こんにちは。
今回は歯の寿命を延ばすために、倒れている歯を起こして環境を改善した治療をご紹介します。
検診希望の患者様が来院されました。
拝見しますと下の奥歯が前に倒れたままで銀歯が入っています。
奥歯が1本抜けた状態で長い期間経っていたため、奥歯が前に倒れてしまい、
その状態のまま部分的な銀歯を詰めた状態でした。
ご本人は特に違和感も不具合も感じていませんでした。
ですが、レントゲンを見ますと、
倒れた歯の前側の歯を支えている骨が歯周病で大きく溶けてしまっています。
歯が前に倒れているために、その部分にプラークが溜まりやすく、歯周病が進行しやすい環境です。
また、咬むと歯をさらに押し倒す方向に力がかかることも、歯周病を進行させる要素の1つです。
これ以上骨が溶けてると歯の寿命が短くなってしまいます。
さらに金属の詰め物の下に虫歯が再発しています。
この倒れている歯の寿命を延ばすために大切なことは
①細菌のコントロールと
②歯にかかる力のコントロールです。
つまり、
①歯肉の中にいる細菌を除去し、溶けてしまった骨を可及的に再生させ、プラークコントロールしやすい環境に改善し、常に清潔に保つことと、
②咬んだ時に歯を押し倒す方向の力がかからないようにすることです。
この2つを達成するために、倒れている歯を起こす必要がありました。

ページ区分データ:

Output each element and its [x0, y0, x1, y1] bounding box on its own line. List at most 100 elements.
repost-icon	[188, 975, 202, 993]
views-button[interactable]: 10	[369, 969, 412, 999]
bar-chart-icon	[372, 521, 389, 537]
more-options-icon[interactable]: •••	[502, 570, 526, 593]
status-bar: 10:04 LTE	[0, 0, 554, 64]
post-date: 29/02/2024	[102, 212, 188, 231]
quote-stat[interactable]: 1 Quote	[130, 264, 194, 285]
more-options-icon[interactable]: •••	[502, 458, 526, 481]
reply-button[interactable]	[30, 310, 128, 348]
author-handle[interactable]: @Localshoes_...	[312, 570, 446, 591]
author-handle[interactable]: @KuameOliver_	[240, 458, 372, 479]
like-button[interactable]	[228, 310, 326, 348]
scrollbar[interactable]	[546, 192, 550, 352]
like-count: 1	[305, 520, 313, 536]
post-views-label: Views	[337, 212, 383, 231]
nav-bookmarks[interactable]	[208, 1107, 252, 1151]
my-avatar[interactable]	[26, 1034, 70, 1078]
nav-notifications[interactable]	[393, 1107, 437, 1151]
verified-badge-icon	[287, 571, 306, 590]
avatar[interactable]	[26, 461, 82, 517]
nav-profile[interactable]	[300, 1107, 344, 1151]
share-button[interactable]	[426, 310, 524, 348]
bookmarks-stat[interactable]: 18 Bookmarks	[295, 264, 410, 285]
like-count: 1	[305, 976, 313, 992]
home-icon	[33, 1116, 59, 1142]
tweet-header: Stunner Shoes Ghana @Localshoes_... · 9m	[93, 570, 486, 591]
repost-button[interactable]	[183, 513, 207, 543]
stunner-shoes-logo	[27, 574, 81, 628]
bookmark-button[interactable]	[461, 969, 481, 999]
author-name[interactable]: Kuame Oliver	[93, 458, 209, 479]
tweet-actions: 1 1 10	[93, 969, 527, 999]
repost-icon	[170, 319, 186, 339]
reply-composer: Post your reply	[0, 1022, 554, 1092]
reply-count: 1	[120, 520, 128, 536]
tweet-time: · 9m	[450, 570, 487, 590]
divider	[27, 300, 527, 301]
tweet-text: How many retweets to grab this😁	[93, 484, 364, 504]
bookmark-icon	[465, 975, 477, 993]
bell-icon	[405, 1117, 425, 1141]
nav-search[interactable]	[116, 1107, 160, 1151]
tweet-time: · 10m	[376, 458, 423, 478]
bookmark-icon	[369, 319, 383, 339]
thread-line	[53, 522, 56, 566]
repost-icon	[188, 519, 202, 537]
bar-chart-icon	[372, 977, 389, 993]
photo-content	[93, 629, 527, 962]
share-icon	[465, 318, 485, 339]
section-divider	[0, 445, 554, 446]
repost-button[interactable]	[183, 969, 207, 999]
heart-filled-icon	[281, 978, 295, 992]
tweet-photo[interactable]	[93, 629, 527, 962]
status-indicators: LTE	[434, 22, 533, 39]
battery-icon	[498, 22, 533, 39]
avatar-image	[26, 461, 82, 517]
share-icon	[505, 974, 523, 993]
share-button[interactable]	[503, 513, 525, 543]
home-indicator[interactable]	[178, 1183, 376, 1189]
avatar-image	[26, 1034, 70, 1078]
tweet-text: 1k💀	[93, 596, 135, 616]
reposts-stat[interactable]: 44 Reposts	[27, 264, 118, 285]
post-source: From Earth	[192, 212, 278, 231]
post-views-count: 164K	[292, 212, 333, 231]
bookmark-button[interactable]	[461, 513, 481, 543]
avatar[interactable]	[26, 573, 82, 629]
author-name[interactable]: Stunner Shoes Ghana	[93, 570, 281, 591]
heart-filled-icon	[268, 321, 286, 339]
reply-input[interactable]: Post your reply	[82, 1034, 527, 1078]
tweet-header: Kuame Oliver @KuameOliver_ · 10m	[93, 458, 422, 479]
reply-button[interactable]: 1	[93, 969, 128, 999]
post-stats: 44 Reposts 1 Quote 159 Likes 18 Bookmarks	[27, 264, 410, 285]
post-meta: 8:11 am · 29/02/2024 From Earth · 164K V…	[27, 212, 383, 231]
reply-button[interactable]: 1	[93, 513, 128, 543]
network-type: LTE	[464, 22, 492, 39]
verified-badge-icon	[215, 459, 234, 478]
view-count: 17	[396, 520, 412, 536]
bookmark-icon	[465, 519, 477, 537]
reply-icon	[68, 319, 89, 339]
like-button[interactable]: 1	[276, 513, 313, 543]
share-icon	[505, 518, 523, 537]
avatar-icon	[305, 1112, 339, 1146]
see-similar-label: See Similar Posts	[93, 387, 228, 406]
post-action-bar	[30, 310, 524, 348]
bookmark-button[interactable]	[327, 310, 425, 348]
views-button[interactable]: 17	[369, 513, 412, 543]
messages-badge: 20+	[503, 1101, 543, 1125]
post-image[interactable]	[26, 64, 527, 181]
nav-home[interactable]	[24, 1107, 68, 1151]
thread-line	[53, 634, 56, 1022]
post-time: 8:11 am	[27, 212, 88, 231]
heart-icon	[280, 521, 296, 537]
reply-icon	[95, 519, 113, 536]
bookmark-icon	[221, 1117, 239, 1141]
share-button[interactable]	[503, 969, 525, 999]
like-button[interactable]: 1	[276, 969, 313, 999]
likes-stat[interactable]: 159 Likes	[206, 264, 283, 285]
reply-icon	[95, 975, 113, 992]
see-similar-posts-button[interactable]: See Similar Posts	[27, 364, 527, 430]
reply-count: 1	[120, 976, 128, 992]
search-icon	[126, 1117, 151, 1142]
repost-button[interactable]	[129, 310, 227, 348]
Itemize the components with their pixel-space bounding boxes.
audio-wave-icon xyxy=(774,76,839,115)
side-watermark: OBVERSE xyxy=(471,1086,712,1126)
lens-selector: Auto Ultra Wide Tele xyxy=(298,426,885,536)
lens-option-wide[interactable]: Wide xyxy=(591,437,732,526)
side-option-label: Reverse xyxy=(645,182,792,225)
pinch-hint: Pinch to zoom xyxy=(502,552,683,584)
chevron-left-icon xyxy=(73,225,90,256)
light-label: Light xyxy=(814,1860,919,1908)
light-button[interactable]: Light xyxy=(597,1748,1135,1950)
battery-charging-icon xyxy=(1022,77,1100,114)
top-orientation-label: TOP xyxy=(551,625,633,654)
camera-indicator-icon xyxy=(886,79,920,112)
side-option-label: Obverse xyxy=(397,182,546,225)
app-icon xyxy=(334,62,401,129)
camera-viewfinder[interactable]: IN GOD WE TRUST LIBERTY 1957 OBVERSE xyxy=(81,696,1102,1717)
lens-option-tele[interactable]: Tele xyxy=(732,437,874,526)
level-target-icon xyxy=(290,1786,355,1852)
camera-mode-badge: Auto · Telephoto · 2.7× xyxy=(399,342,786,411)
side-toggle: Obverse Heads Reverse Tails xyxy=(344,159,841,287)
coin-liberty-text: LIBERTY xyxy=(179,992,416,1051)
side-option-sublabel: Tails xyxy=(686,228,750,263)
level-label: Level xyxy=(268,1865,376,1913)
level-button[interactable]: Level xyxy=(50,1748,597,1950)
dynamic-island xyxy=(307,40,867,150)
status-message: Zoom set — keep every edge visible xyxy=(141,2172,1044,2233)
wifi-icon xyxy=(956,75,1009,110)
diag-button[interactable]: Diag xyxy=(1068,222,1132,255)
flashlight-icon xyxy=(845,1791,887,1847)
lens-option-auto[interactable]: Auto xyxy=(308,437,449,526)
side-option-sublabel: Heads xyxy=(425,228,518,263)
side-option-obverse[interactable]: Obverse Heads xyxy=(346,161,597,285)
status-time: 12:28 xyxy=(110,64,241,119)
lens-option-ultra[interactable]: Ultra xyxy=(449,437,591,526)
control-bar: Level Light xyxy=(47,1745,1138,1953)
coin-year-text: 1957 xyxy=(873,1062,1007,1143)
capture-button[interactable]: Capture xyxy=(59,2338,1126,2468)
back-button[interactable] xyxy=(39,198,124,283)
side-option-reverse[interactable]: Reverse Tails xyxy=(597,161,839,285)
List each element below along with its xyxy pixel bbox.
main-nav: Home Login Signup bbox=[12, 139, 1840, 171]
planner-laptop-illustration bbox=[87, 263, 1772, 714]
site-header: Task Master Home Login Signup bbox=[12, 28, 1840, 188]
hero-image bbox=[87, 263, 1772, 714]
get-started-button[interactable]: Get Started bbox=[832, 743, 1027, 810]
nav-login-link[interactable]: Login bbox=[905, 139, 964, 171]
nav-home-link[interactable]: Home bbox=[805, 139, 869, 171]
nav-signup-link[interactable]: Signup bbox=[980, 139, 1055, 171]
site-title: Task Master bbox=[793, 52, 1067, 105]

_作業指示 1_
倒れた奥歯の治療の文章に基づいて答えてください。
(a) 下の奥歯が前に倒れてしまったのはなぜですか。
(b) 患者本人は、来院時に違和感や不具合を感じていましたか。
(c) 金属の詰め物の下では何が見つかりましたか。
_作業指示 2_
倒れた奥歯の治療の文章によると、倒れている歯の周りで歯周病が進行しやすいのはなぜですか。
_作業指示 3_
倒れた奥歯の治療の文章を、最後の文の後から書き継いでください。
このデータは、倒れた奥歯の治療の文章とは別の資料です。

_解答欄 1_
(a) 奥歯が1本抜けた状態のまま、長い期間が経っていたためです。
(b) いいえ、特に違和感も不具合も感じていませんでした。
(c) 虫歯が再発していました。

_解答欄 2_
歯が前に倒れているため、その部分にプラークが溜まりやすいからです。また、咬むと歯をさらに押し倒す方向に力がかかることも、歯周病を進行させる要素になっています。

_解答欄 3_
むし歯の治療を行い、
骨が解けている部分に歯周再生外科を行った後に、
歯を起こすための部分矯正治療(アップライト)を行いました。
今回はアップライト用のミニインプラントを用いました。
歯を起こす期間は3カ月間でした。
歯を起こした後はセラミックを用いたブリッジで嚙み合わせを回復しました。
歯の寿命を延ばすために大切なことの1つに
口腔内の環境を整えることがあります。
歯肉の状態を健康な状態に整える。
個々の歯の状態を整える。
むし歯などの問題を治療する。(精密な治療と歯にとってよりよい材質)
歯にかかる力の問題を整える。
そのために嚙み合わせを整える。
短時間や短期間では終わりませんが、
結果的に患者様の歯が長持ちして、健康に咬める時間が長くなることを目指して
今後も適切な医療を提供したいと思っております。